What you should do
Reproduce the data below in full and exclude every picture.

Source records
* * * * *

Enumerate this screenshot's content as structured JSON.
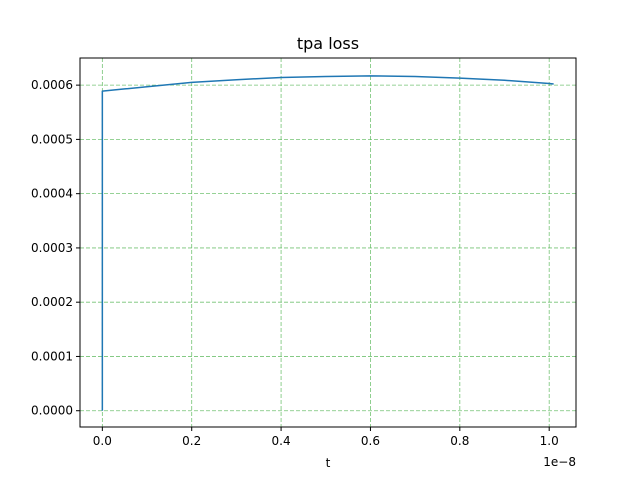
{
  "chart_data": {
    "type": "line",
    "title": "tpa loss",
    "xlabel": "t",
    "ylabel": "",
    "x_offset_text": "1e−8",
    "xlim": [
      -0.05,
      1.06
    ],
    "ylim": [
      -3e-05,
      0.00065
    ],
    "xticks": [
      0.0,
      0.2,
      0.4,
      0.6,
      0.8,
      1.0
    ],
    "xtick_labels": [
      "0.0",
      "0.2",
      "0.4",
      "0.6",
      "0.8",
      "1.0"
    ],
    "yticks": [
      0.0,
      0.0001,
      0.0002,
      0.0003,
      0.0004,
      0.0005,
      0.0006
    ],
    "ytick_labels": [
      "0.0000",
      "0.0001",
      "0.0002",
      "0.0003",
      "0.0004",
      "0.0005",
      "0.0006"
    ],
    "grid": true,
    "legend": "none",
    "colors": {
      "line": "#1f77b4",
      "grid": "#5cb85c"
    },
    "series": [
      {
        "x": [
          0.0,
          0.0,
          0.0,
          0.05,
          0.1,
          0.2,
          0.3,
          0.4,
          0.5,
          0.6,
          0.7,
          0.8,
          0.9,
          1.0,
          1.01
        ],
        "y": [
          0.0,
          0.0003,
          0.000589,
          0.000593,
          0.000597,
          0.000605,
          0.00061,
          0.000614,
          0.000616,
          0.000617,
          0.000616,
          0.000613,
          0.000609,
          0.000603,
          0.000602
        ]
      }
    ]
  }
}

* * * * *

Written answer
Enumerate this screenshot's content as structured JSON.
{
  "chart_data": {
    "type": "line",
    "title": "tpa loss",
    "xlabel": "t",
    "ylabel": "",
    "x_offset_text": "1e−8",
    "xlim": [
      -0.05,
      1.06
    ],
    "ylim": [
      -3e-05,
      0.00065
    ],
    "xticks": [
      0.0,
      0.2,
      0.4,
      0.6,
      0.8,
      1.0
    ],
    "xtick_labels": [
      "0.0",
      "0.2",
      "0.4",
      "0.6",
      "0.8",
      "1.0"
    ],
    "yticks": [
      0.0,
      0.0001,
      0.0002,
      0.0003,
      0.0004,
      0.0005,
      0.0006
    ],
    "ytick_labels": [
      "0.0000",
      "0.0001",
      "0.0002",
      "0.0003",
      "0.0004",
      "0.0005",
      "0.0006"
    ],
    "grid": true,
    "legend": "none",
    "colors": {
      "line": "#1f77b4",
      "grid": "#5cb85c"
    },
    "series": [
      {
        "x": [
          0.0,
          0.0,
          0.0,
          0.05,
          0.1,
          0.2,
          0.3,
          0.4,
          0.5,
          0.6,
          0.7,
          0.8,
          0.9,
          1.0,
          1.01
        ],
        "y": [
          0.0,
          0.0003,
          0.000589,
          0.000593,
          0.000597,
          0.000605,
          0.00061,
          0.000614,
          0.000616,
          0.000617,
          0.000616,
          0.000613,
          0.000609,
          0.000603,
          0.000602
        ]
      }
    ]
  }
}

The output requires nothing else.